## Written request
Return each line of the records holding the string "xlabel".

## Dataset content
==*==

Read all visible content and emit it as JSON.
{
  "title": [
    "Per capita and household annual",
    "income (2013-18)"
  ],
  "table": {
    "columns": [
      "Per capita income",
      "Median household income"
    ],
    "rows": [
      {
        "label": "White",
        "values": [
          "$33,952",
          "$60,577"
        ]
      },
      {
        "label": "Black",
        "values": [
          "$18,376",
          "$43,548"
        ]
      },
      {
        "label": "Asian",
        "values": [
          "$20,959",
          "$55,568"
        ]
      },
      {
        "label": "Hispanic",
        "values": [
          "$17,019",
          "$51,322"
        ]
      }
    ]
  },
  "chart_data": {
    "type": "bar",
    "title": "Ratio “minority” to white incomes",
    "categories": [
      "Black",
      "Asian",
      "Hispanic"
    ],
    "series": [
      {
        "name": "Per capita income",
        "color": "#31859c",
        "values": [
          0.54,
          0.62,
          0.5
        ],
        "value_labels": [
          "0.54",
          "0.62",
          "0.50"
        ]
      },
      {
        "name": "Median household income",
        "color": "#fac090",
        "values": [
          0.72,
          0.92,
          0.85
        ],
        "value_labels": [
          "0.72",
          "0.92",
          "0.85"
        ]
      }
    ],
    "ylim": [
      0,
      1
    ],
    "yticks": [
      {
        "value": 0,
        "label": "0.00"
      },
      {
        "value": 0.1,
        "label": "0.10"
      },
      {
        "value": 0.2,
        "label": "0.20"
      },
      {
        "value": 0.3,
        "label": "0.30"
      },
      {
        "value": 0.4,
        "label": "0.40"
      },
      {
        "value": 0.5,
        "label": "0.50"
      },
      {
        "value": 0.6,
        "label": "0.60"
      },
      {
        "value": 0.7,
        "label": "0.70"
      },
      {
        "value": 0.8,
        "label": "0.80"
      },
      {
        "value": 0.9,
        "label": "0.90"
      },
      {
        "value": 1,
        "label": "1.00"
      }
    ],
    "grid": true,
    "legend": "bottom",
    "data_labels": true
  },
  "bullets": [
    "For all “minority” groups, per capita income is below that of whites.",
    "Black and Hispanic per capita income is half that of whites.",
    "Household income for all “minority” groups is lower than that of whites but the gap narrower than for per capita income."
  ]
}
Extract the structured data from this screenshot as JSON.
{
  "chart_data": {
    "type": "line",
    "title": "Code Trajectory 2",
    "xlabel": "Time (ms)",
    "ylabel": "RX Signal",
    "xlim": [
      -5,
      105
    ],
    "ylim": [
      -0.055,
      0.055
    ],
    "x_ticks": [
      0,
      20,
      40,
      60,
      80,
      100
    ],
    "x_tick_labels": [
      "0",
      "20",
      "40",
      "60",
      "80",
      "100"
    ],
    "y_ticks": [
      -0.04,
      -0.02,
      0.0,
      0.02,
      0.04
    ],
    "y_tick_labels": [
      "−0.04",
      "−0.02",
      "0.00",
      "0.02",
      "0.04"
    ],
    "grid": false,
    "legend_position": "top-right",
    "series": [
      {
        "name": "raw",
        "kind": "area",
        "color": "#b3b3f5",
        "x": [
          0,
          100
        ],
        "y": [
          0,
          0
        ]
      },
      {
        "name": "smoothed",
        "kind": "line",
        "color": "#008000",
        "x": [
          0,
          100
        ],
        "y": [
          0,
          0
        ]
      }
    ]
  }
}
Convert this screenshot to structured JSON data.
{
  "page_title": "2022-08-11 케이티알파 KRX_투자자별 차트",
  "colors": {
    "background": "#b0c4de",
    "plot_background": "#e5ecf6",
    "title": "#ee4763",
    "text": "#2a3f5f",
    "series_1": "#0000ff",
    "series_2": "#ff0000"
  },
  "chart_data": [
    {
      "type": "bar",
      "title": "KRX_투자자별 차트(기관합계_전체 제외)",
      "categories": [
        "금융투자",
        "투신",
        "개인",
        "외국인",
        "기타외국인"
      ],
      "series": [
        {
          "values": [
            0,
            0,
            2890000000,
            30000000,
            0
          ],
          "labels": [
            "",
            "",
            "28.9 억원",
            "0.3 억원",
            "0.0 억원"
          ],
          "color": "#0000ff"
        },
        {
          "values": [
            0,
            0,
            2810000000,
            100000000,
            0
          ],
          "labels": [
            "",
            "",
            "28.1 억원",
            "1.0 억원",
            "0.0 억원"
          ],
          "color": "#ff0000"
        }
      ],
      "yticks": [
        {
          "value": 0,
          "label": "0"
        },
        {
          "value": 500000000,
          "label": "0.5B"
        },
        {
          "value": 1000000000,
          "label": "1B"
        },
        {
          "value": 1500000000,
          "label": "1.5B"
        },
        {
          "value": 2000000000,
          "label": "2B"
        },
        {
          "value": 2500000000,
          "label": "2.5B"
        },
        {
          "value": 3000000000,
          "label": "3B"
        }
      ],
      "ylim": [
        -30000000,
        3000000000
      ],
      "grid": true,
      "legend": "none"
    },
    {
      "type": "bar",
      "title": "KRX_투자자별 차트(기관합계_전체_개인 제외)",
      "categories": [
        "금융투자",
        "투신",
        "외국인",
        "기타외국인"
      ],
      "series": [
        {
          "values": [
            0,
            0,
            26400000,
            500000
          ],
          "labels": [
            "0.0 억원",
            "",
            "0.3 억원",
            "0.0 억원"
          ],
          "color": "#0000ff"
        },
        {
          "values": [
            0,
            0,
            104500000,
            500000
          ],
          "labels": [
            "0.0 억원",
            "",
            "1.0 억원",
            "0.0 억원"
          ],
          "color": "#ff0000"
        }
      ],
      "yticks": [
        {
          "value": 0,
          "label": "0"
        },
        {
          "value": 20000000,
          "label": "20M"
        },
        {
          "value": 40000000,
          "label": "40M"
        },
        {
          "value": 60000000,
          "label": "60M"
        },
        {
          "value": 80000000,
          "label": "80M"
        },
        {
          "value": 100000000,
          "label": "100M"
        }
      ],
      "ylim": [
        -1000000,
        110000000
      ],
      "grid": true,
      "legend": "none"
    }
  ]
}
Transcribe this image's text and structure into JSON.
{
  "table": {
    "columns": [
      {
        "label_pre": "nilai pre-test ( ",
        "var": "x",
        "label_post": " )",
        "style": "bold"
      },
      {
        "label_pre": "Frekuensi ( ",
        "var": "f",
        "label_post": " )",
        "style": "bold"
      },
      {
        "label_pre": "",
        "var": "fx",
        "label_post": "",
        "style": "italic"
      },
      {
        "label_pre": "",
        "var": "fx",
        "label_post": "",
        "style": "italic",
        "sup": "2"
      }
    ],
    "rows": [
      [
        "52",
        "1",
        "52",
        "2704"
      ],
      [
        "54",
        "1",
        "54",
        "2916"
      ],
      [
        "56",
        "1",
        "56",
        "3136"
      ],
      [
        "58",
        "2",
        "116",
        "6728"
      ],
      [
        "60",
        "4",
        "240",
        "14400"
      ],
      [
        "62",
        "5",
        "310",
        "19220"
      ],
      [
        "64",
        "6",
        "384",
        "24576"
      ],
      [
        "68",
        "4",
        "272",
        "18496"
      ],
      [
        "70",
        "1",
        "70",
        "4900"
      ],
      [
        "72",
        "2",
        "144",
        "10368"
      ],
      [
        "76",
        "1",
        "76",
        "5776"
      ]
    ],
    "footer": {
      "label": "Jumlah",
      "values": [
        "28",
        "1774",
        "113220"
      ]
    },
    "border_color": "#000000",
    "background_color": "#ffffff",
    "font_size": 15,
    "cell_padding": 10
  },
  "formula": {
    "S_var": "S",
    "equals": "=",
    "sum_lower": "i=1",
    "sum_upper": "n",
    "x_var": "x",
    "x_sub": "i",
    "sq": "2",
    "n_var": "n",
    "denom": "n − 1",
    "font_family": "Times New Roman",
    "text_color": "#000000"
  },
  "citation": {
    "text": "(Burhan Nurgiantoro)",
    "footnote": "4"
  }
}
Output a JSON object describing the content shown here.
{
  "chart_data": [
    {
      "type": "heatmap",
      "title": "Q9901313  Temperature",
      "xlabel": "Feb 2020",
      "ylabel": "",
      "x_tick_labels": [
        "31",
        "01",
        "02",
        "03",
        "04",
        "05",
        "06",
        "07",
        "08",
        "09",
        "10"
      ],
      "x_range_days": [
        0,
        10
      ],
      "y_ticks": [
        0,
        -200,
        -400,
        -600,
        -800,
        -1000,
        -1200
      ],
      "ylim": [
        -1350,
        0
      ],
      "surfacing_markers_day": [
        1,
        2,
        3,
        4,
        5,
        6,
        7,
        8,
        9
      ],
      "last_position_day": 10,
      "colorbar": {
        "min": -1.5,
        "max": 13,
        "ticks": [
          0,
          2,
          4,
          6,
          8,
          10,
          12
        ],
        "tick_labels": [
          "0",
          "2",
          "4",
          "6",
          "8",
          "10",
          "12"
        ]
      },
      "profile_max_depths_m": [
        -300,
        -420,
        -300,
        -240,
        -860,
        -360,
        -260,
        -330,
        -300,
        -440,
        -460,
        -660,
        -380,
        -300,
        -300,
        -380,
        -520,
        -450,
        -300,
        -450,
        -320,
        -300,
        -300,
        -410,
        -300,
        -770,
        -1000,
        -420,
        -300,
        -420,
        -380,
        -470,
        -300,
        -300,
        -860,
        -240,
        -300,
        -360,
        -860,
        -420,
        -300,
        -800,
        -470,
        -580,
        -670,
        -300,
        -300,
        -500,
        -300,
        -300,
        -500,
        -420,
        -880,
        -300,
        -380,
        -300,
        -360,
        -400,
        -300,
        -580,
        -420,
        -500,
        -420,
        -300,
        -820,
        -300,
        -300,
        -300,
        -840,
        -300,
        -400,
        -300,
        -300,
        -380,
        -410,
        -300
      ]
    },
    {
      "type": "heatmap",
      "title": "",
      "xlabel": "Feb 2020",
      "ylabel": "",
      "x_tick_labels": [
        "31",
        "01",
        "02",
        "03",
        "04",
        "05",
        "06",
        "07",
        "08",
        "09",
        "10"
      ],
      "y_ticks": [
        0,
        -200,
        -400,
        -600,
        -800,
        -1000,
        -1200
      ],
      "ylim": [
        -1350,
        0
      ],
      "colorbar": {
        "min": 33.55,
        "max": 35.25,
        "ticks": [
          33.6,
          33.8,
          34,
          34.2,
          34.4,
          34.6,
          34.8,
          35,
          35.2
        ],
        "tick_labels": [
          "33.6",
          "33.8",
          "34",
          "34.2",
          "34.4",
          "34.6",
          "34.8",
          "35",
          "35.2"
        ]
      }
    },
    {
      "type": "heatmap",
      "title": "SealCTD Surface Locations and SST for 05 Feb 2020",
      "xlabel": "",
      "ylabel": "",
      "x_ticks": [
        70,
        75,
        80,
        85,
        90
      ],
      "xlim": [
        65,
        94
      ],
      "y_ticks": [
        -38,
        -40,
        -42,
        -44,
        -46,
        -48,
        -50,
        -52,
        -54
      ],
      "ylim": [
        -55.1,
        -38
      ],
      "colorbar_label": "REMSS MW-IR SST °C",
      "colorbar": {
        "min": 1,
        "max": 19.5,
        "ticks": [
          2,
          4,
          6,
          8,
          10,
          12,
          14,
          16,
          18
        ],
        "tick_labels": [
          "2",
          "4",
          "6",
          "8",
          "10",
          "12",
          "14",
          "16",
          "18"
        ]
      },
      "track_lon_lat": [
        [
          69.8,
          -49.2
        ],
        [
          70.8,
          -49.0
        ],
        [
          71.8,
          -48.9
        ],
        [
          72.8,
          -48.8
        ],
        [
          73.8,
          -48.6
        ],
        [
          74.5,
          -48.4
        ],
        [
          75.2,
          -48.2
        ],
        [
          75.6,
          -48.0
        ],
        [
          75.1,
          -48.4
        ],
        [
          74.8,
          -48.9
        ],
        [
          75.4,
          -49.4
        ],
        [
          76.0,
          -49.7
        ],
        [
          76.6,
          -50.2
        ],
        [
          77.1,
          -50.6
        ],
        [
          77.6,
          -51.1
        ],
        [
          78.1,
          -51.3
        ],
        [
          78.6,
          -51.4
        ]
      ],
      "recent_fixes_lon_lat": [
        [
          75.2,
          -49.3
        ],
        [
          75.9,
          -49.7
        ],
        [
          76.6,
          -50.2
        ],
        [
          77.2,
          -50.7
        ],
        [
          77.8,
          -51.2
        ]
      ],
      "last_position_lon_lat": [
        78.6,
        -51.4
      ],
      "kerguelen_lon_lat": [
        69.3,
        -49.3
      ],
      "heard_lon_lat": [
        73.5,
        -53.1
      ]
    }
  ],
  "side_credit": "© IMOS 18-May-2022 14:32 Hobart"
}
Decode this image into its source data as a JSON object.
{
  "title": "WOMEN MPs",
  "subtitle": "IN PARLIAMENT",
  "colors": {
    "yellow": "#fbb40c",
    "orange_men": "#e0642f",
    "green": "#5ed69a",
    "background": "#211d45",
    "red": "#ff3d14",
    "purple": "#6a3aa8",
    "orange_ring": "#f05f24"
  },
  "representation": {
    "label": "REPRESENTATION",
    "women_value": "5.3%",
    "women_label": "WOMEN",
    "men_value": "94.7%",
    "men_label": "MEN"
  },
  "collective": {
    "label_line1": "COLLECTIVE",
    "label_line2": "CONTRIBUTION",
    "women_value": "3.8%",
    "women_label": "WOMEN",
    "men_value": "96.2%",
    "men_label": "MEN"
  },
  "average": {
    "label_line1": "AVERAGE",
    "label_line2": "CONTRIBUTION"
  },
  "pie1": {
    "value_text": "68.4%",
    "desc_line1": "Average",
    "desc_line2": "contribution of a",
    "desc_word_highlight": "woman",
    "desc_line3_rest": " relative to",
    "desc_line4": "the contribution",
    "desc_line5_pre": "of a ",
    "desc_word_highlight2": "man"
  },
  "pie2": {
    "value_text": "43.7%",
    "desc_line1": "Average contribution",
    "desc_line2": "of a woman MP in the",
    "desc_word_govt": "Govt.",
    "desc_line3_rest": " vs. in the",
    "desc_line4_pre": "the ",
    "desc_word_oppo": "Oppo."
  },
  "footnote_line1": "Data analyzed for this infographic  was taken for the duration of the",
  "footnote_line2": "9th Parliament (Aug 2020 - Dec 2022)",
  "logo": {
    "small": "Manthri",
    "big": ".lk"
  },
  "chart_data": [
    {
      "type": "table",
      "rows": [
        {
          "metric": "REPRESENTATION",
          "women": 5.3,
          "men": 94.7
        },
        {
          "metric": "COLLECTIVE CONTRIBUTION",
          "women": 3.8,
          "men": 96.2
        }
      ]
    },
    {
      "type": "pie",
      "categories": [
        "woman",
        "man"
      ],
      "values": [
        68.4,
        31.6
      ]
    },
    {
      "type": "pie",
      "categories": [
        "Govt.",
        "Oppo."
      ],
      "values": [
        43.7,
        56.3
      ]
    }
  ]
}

==*==

## Response
    "xlabel": "Time (ms)",
      "xlabel": "Feb 2020",
      "xlabel": "Feb 2020",
      "xlabel": "",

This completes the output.